■ STATED GOAL 1
Answer these questions about the court excerpt, one per line, marking each answer as its question is marked:
(a) Which case does the court excerpt cite for the point that a Rule 60(b) motion is not a substitute for a direct appeal?
(b) Where does the Court say it set forth the factual allegations of the complaint?
(c) What does conversion to summary judgment allow the non-moving party to do?

■ GIVEN TEXT

Relief under Rule 60(b) is extraordinary and may only be granted in exceptional circumstances. Bud Brooks Trucking, Inc. v. Bill Hodges Trucking Co., Inc., 909 F.2d 1437, 1440 (10th Cir. 1990). A Rule 60(b) motion is not intended to be a substitute for a direct appeal. See Cashner v. Freedom Stores, Inc., 98 F.3d 572, 576 (10th Cir. 1996). Under Rule 60(b)(1), the Court may grant relief from a judgment or order for mistake, inadvertence, surprise or excusable neglect. Ordinarily, the "mistake" provision in Rule 60(b)(1) provides for reconsideration of judgments only where (1) a party has made an excusable litigation mistake or an attorney in the litigation has acted without authority from a party, or (2) the court has made a substantive mistake of law or fact in the final judgment or order. Yapp v. Excel Corp., 186 F.3d 1222, 1231 (10th Cir. 1999).

ANALYSIS

The Court set forth the factual allegations of the complaint in ruling on the motions to dismiss, and the Court incorporates that recitation by reference. See Memorandum And Order (Doc. # 63) at 3-7.

I. Conversion To Summary Judgment

Plaintiff asks the Court to reconsider defendants' motions to dismiss as motions for summary judgment under Rule 56, Fed. R. Civ. P., arguing that the Court committed clear error by considering evidence outside of the complaint. See GFF Corp. v. Associated Wholesale Grocers, 130 F.3d 1381, 1384 (10th Cir. 1997) (failure to exclude evidence outside pleadings reversible error unless dismissal justified without reliance on such evidence). The Court generally converts a motion to dismiss to a motion for summary judgment if it considers evidence outside the pleadings. Id. Conversion to summary judgment allows the non-moving party to respond to such evidence. Id. at 1384-85.

■ RECORDS FOR THIS EXERCISE

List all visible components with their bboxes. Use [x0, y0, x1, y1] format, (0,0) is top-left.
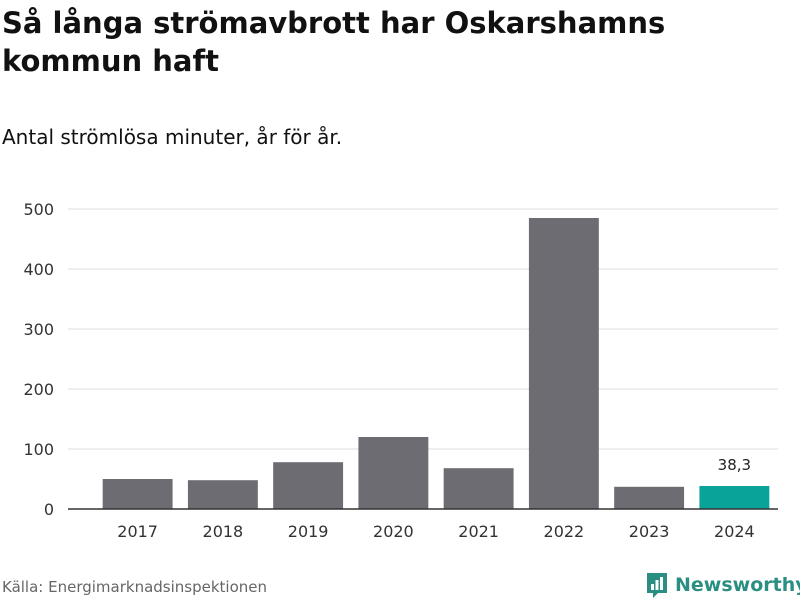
logo-text: Newsworthy: [675, 574, 800, 596]
source-note: Källa: Energimarknadsinspektionen: [2, 578, 268, 596]
bar-2020: [358, 437, 429, 509]
bar-2021: [443, 468, 514, 509]
chart-title: Så långa strömavbrott har Oskarshamns ko…: [2, 6, 666, 78]
x-tick-label-2019: 2019: [288, 522, 329, 541]
y-tick-label-100: 100: [23, 440, 54, 459]
y-tick-label-0: 0: [44, 500, 54, 519]
data-label-2024: 38,3: [718, 456, 751, 474]
x-tick-label-2023: 2023: [629, 522, 670, 541]
newsworthy-logo[interactable]: Newsworthy: [645, 570, 800, 600]
x-tick-label-2018: 2018: [203, 522, 244, 541]
x-tick-label-2020: 2020: [373, 522, 414, 541]
chart-logo-icon: [647, 573, 667, 598]
y-tick-label-300: 300: [23, 320, 54, 339]
x-tick-label-2024: 2024: [714, 522, 755, 541]
bar-2022: [528, 218, 599, 509]
bar-2024: [699, 486, 770, 509]
x-tick-label-2021: 2021: [458, 522, 499, 541]
chart-subtitle: Antal strömlösa minuter, år för år.: [2, 125, 343, 149]
bar-2023: [614, 486, 685, 509]
x-tick-label-2022: 2022: [544, 522, 585, 541]
y-tick-label-200: 200: [23, 380, 54, 399]
bar-2018: [187, 480, 258, 509]
bar-2017: [102, 479, 173, 509]
y-tick-label-400: 400: [23, 260, 54, 279]
y-tick-label-500: 500: [23, 200, 54, 219]
x-tick-label-2017: 2017: [117, 522, 158, 541]
bar-2019: [273, 462, 344, 509]
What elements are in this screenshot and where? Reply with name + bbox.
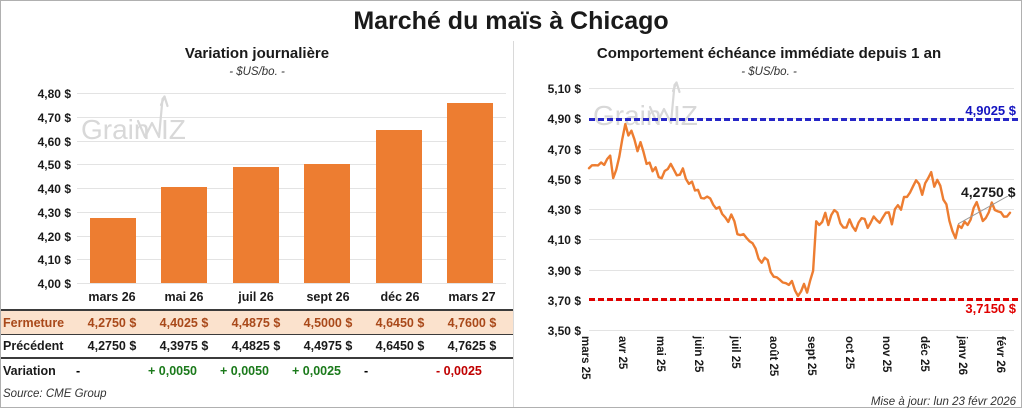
svg-text:IZ: IZ: [161, 114, 186, 145]
svg-text:Grain: Grain: [81, 114, 149, 145]
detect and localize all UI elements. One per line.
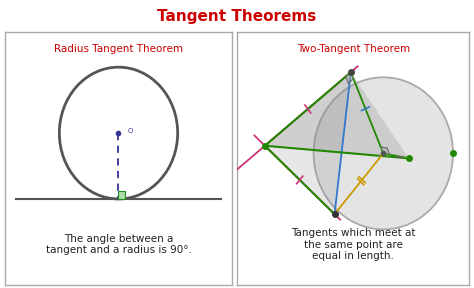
Polygon shape: [265, 72, 409, 158]
Polygon shape: [381, 147, 390, 155]
Text: Tangents which meet at
the same point are
equal in length.: Tangents which meet at the same point ar…: [291, 228, 415, 261]
Bar: [118, 191, 125, 199]
Text: Tangent Theorems: Tangent Theorems: [157, 9, 317, 24]
Polygon shape: [396, 157, 409, 158]
Text: Radius Tangent Theorem: Radius Tangent Theorem: [54, 44, 183, 54]
Text: The angle between a
tangent and a radius is 90°.: The angle between a tangent and a radius…: [46, 234, 191, 255]
Circle shape: [314, 77, 453, 229]
Text: Two-Tangent Theorem: Two-Tangent Theorem: [297, 44, 410, 54]
Text: O: O: [128, 128, 133, 134]
Polygon shape: [346, 72, 354, 83]
Polygon shape: [265, 72, 351, 214]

■ STATED GOAL 2
Please put everything in the records from the line containing "logo-text: Newsworthy: [675, 574, 800, 596]" down to the line containing "x-tick-label-2017: 2017: [117, 522, 158, 541]", both included, into a JSON list of strings. Use one string per line, leave out blank lines, and give only those lines.

■ RESPONSE 1
(a) Cashner v. Freedom Stores, Inc., 98 F.3d 572, 576 (10th Cir. 1996).
(b) In the Memorandum And Order (Doc. # 63) at 3-7.
(c) Respond to evidence outside the pleadings.

■ RESPONSE 2
[
  "logo-text: Newsworthy: [675, 574, 800, 596]",
  "source-note: Källa: Energimarknadsinspektionen: [2, 578, 268, 596]",
  "bar-2020: [358, 437, 429, 509]",
  "bar-2021: [443, 468, 514, 509]",
  "chart-title: Så långa strömavbrott har Oskarshamns ko…: [2, 6, 666, 78]",
  "x-tick-label-2019: 2019: [288, 522, 329, 541]",
  "y-tick-label-100: 100: [23, 440, 54, 459]",
  "y-tick-label-0: 0: [44, 500, 54, 519]",
  "data-label-2024: 38,3: [718, 456, 751, 474]",
  "x-tick-label-2023: 2023: [629, 522, 670, 541]",
  "newsworthy-logo[interactable]: Newsworthy: [645, 570, 800, 600]",
  "x-tick-label-2018: 2018: [203, 522, 244, 541]",
  "x-tick-label-2020: 2020: [373, 522, 414, 541]",
  "chart-logo-icon: [647, 573, 667, 598]",
  "y-tick-label-300: 300: [23, 320, 54, 339]",
  "x-tick-label-2024: 2024: [714, 522, 755, 541]",
  "bar-2022: [528, 218, 599, 509]",
  "bar-2024: [699, 486, 770, 509]",
  "x-tick-label-2021: 2021: [458, 522, 499, 541]",
  "chart-subtitle: Antal strömlösa minuter, år för år.: [2, 125, 343, 149]",
  "bar-2023: [614, 486, 685, 509]",
  "x-tick-label-2022: 2022: [544, 522, 585, 541]",
  "y-tick-label-200: 200: [23, 380, 54, 399]",
  "bar-2018: [187, 480, 258, 509]",
  "bar-2017: [102, 479, 173, 509]",
  "y-tick-label-400: 400: [23, 260, 54, 279]",
  "y-tick-label-500: 500: [23, 200, 54, 219]",
  "x-tick-label-2017: 2017: [117, 522, 158, 541]"
]